MATERIALS PROVIDED:

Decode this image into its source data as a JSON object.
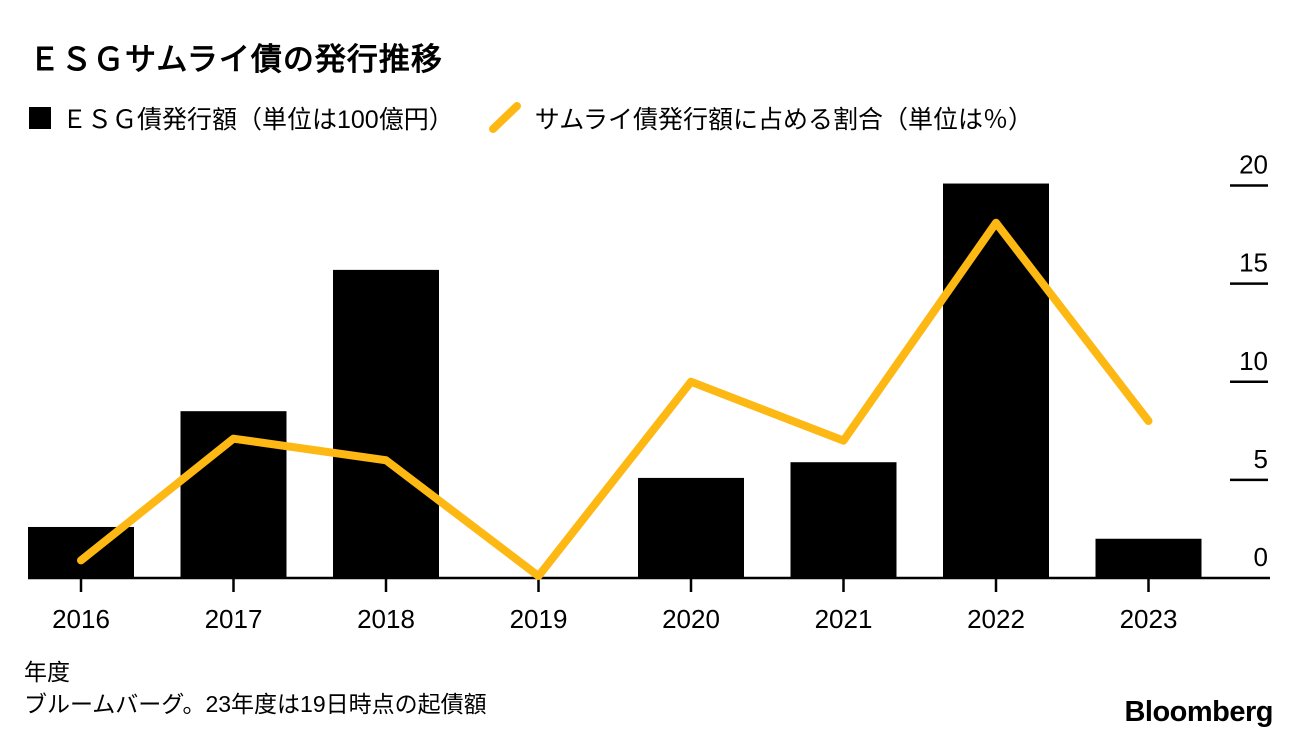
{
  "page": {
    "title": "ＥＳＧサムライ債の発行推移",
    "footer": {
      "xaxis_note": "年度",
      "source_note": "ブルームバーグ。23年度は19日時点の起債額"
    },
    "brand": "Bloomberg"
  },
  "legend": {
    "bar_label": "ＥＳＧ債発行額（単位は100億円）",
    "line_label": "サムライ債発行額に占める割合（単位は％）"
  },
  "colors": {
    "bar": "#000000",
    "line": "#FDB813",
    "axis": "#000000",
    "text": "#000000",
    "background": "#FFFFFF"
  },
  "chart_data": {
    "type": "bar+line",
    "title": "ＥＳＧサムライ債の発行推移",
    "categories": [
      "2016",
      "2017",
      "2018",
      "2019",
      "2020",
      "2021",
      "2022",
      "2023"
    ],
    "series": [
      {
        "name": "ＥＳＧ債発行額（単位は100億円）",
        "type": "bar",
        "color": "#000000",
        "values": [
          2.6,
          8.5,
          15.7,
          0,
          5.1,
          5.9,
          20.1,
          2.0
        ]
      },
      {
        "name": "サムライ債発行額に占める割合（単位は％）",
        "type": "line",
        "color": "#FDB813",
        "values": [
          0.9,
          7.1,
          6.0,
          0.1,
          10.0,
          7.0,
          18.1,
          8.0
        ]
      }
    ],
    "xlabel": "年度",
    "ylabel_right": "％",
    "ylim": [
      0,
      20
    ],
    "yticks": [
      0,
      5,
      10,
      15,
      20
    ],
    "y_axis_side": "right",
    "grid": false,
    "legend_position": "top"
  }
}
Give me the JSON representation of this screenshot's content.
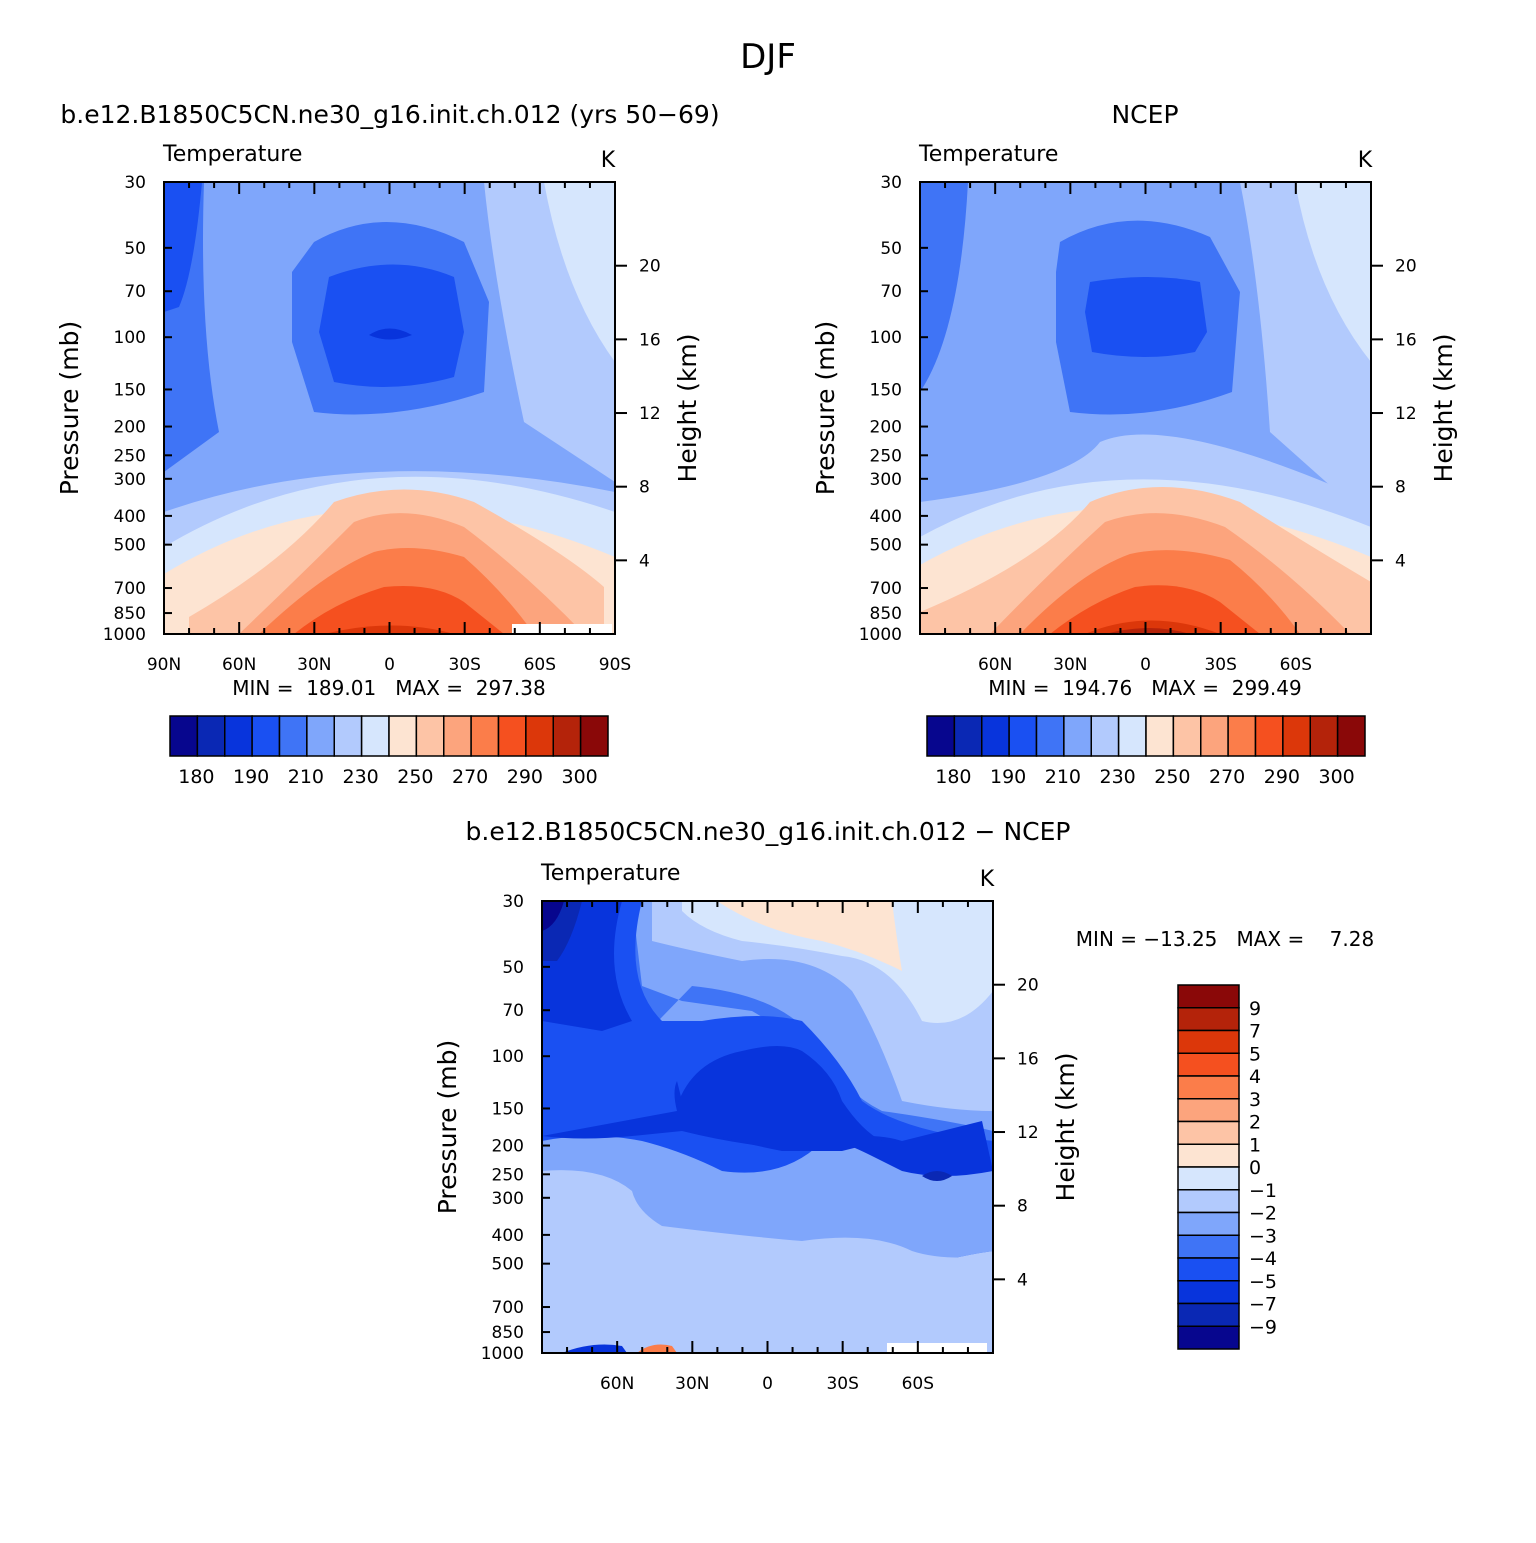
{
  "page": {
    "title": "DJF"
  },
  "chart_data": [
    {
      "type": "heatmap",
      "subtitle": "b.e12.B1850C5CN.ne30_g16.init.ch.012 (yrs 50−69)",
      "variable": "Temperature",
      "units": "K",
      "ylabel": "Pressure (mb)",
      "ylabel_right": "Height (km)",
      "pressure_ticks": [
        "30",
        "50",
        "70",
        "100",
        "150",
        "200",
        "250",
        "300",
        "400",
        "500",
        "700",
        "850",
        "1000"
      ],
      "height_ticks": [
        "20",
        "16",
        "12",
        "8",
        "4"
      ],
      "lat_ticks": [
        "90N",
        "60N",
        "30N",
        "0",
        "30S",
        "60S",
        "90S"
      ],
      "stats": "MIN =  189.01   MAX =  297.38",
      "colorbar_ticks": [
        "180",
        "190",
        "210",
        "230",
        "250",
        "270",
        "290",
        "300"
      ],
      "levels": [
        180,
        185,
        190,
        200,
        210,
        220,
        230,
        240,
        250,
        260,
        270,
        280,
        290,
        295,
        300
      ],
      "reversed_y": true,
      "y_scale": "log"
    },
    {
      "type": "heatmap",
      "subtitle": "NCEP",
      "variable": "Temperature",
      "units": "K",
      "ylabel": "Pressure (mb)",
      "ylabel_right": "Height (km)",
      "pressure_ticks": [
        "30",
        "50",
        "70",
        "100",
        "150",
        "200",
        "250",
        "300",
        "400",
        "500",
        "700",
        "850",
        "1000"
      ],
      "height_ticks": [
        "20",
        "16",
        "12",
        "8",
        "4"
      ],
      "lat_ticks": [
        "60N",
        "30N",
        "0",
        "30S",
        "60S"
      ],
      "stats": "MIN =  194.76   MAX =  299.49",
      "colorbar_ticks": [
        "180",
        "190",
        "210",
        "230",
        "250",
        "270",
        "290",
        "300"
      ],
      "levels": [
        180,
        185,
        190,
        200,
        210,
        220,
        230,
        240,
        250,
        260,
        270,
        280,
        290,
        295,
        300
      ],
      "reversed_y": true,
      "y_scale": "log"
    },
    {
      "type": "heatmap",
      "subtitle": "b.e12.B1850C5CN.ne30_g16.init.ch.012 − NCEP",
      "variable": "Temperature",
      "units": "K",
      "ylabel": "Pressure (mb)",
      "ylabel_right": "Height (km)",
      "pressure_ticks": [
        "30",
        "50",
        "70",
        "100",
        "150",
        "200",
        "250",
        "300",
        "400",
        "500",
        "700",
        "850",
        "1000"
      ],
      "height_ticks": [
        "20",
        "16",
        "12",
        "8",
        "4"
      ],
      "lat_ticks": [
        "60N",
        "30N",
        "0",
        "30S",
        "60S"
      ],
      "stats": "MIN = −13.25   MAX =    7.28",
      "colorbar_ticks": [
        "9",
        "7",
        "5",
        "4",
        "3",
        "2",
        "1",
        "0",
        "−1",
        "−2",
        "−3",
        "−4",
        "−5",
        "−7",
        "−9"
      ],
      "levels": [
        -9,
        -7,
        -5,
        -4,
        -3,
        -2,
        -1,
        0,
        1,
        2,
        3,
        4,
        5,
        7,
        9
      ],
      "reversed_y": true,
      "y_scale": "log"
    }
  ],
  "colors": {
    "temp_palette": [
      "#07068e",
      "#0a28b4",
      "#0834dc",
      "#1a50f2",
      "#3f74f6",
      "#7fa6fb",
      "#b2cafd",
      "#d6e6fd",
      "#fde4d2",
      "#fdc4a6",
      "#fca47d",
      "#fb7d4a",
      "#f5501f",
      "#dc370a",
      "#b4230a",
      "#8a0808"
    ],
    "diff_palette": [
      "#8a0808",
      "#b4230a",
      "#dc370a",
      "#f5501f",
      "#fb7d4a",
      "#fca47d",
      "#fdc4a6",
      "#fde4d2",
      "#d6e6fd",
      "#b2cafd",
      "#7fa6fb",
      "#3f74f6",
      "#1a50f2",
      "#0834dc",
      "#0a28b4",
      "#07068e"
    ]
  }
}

OBJECTIVE: Pictures are not part of the copy; reproduce everything else in the records exactly.

SOLUTION TO THIS EXERCISE:
Decode this image into its source data as a JSON object.
{
  "page": {
    "title": "ＥＳＧサムライ債の発行推移",
    "footer": {
      "xaxis_note": "年度",
      "source_note": "ブルームバーグ。23年度は19日時点の起債額"
    },
    "brand": "Bloomberg"
  },
  "legend": {
    "bar_label": "ＥＳＧ債発行額（単位は100億円）",
    "line_label": "サムライ債発行額に占める割合（単位は％）"
  },
  "colors": {
    "bar": "#000000",
    "line": "#FDB813",
    "axis": "#000000",
    "text": "#000000",
    "background": "#FFFFFF"
  },
  "chart_data": {
    "type": "bar+line",
    "title": "ＥＳＧサムライ債の発行推移",
    "categories": [
      "2016",
      "2017",
      "2018",
      "2019",
      "2020",
      "2021",
      "2022",
      "2023"
    ],
    "series": [
      {
        "name": "ＥＳＧ債発行額（単位は100億円）",
        "type": "bar",
        "color": "#000000",
        "values": [
          2.6,
          8.5,
          15.7,
          0,
          5.1,
          5.9,
          20.1,
          2.0
        ]
      },
      {
        "name": "サムライ債発行額に占める割合（単位は％）",
        "type": "line",
        "color": "#FDB813",
        "values": [
          0.9,
          7.1,
          6.0,
          0.1,
          10.0,
          7.0,
          18.1,
          8.0
        ]
      }
    ],
    "xlabel": "年度",
    "ylabel_right": "％",
    "ylim": [
      0,
      20
    ],
    "yticks": [
      0,
      5,
      10,
      15,
      20
    ],
    "y_axis_side": "right",
    "grid": false,
    "legend_position": "top"
  }
}
Give me the JSON representation of this screenshot's content.
{
  "page": {
    "title": "DJF"
  },
  "chart_data": [
    {
      "type": "heatmap",
      "subtitle": "b.e12.B1850C5CN.ne30_g16.init.ch.012 (yrs 50−69)",
      "variable": "Temperature",
      "units": "K",
      "ylabel": "Pressure (mb)",
      "ylabel_right": "Height (km)",
      "pressure_ticks": [
        "30",
        "50",
        "70",
        "100",
        "150",
        "200",
        "250",
        "300",
        "400",
        "500",
        "700",
        "850",
        "1000"
      ],
      "height_ticks": [
        "20",
        "16",
        "12",
        "8",
        "4"
      ],
      "lat_ticks": [
        "90N",
        "60N",
        "30N",
        "0",
        "30S",
        "60S",
        "90S"
      ],
      "stats": "MIN =  189.01   MAX =  297.38",
      "colorbar_ticks": [
        "180",
        "190",
        "210",
        "230",
        "250",
        "270",
        "290",
        "300"
      ],
      "levels": [
        180,
        185,
        190,
        200,
        210,
        220,
        230,
        240,
        250,
        260,
        270,
        280,
        290,
        295,
        300
      ],
      "reversed_y": true,
      "y_scale": "log"
    },
    {
      "type": "heatmap",
      "subtitle": "NCEP",
      "variable": "Temperature",
      "units": "K",
      "ylabel": "Pressure (mb)",
      "ylabel_right": "Height (km)",
      "pressure_ticks": [
        "30",
        "50",
        "70",
        "100",
        "150",
        "200",
        "250",
        "300",
        "400",
        "500",
        "700",
        "850",
        "1000"
      ],
      "height_ticks": [
        "20",
        "16",
        "12",
        "8",
        "4"
      ],
      "lat_ticks": [
        "60N",
        "30N",
        "0",
        "30S",
        "60S"
      ],
      "stats": "MIN =  194.76   MAX =  299.49",
      "colorbar_ticks": [
        "180",
        "190",
        "210",
        "230",
        "250",
        "270",
        "290",
        "300"
      ],
      "levels": [
        180,
        185,
        190,
        200,
        210,
        220,
        230,
        240,
        250,
        260,
        270,
        280,
        290,
        295,
        300
      ],
      "reversed_y": true,
      "y_scale": "log"
    },
    {
      "type": "heatmap",
      "subtitle": "b.e12.B1850C5CN.ne30_g16.init.ch.012 − NCEP",
      "variable": "Temperature",
      "units": "K",
      "ylabel": "Pressure (mb)",
      "ylabel_right": "Height (km)",
      "pressure_ticks": [
        "30",
        "50",
        "70",
        "100",
        "150",
        "200",
        "250",
        "300",
        "400",
        "500",
        "700",
        "850",
        "1000"
      ],
      "height_ticks": [
        "20",
        "16",
        "12",
        "8",
        "4"
      ],
      "lat_ticks": [
        "60N",
        "30N",
        "0",
        "30S",
        "60S"
      ],
      "stats": "MIN = −13.25   MAX =    7.28",
      "colorbar_ticks": [
        "9",
        "7",
        "5",
        "4",
        "3",
        "2",
        "1",
        "0",
        "−1",
        "−2",
        "−3",
        "−4",
        "−5",
        "−7",
        "−9"
      ],
      "levels": [
        -9,
        -7,
        -5,
        -4,
        -3,
        -2,
        -1,
        0,
        1,
        2,
        3,
        4,
        5,
        7,
        9
      ],
      "reversed_y": true,
      "y_scale": "log"
    }
  ],
  "colors": {
    "temp_palette": [
      "#07068e",
      "#0a28b4",
      "#0834dc",
      "#1a50f2",
      "#3f74f6",
      "#7fa6fb",
      "#b2cafd",
      "#d6e6fd",
      "#fde4d2",
      "#fdc4a6",
      "#fca47d",
      "#fb7d4a",
      "#f5501f",
      "#dc370a",
      "#b4230a",
      "#8a0808"
    ],
    "diff_palette": [
      "#8a0808",
      "#b4230a",
      "#dc370a",
      "#f5501f",
      "#fb7d4a",
      "#fca47d",
      "#fdc4a6",
      "#fde4d2",
      "#d6e6fd",
      "#b2cafd",
      "#7fa6fb",
      "#3f74f6",
      "#1a50f2",
      "#0834dc",
      "#0a28b4",
      "#07068e"
    ]
  }
}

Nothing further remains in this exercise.